● Set task:
The entries below should be output exactly as written.

● Source data:
--------
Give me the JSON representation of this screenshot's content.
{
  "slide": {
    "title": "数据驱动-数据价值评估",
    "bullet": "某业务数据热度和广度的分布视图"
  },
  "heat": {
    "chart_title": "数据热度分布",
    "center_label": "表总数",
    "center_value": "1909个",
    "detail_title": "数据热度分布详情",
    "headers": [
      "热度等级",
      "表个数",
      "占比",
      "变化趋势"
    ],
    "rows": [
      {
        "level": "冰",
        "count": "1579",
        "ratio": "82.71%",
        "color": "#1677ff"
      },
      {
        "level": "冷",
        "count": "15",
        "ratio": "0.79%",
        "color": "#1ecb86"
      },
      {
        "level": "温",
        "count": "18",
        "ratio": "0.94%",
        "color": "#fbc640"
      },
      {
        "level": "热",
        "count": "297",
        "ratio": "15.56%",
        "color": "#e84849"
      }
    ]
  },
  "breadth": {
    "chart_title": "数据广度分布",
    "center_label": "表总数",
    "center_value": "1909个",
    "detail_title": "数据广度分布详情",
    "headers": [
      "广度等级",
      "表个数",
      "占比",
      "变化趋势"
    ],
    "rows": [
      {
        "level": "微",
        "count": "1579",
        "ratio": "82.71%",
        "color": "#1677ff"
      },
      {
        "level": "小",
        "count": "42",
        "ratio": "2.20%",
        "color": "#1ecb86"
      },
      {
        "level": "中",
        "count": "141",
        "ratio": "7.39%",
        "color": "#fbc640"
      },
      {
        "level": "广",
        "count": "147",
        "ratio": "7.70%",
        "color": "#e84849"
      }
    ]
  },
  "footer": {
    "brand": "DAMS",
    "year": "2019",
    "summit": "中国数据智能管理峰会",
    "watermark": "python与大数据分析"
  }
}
--------
● Exercise answer:
Give me the JSON representation of this screenshot's content.
{
  "slide": {
    "title": "数据驱动-数据价值评估",
    "bullet": "某业务数据热度和广度的分布视图"
  },
  "heat": {
    "chart_title": "数据热度分布",
    "center_label": "表总数",
    "center_value": "1909个",
    "detail_title": "数据热度分布详情",
    "headers": [
      "热度等级",
      "表个数",
      "占比",
      "变化趋势"
    ],
    "rows": [
      {
        "level": "冰",
        "count": "1579",
        "ratio": "82.71%",
        "color": "#1677ff"
      },
      {
        "level": "冷",
        "count": "15",
        "ratio": "0.79%",
        "color": "#1ecb86"
      },
      {
        "level": "温",
        "count": "18",
        "ratio": "0.94%",
        "color": "#fbc640"
      },
      {
        "level": "热",
        "count": "297",
        "ratio": "15.56%",
        "color": "#e84849"
      }
    ]
  },
  "breadth": {
    "chart_title": "数据广度分布",
    "center_label": "表总数",
    "center_value": "1909个",
    "detail_title": "数据广度分布详情",
    "headers": [
      "广度等级",
      "表个数",
      "占比",
      "变化趋势"
    ],
    "rows": [
      {
        "level": "微",
        "count": "1579",
        "ratio": "82.71%",
        "color": "#1677ff"
      },
      {
        "level": "小",
        "count": "42",
        "ratio": "2.20%",
        "color": "#1ecb86"
      },
      {
        "level": "中",
        "count": "141",
        "ratio": "7.39%",
        "color": "#fbc640"
      },
      {
        "level": "广",
        "count": "147",
        "ratio": "7.70%",
        "color": "#e84849"
      }
    ]
  },
  "footer": {
    "brand": "DAMS",
    "year": "2019",
    "summit": "中国数据智能管理峰会",
    "watermark": "python与大数据分析"
  }
}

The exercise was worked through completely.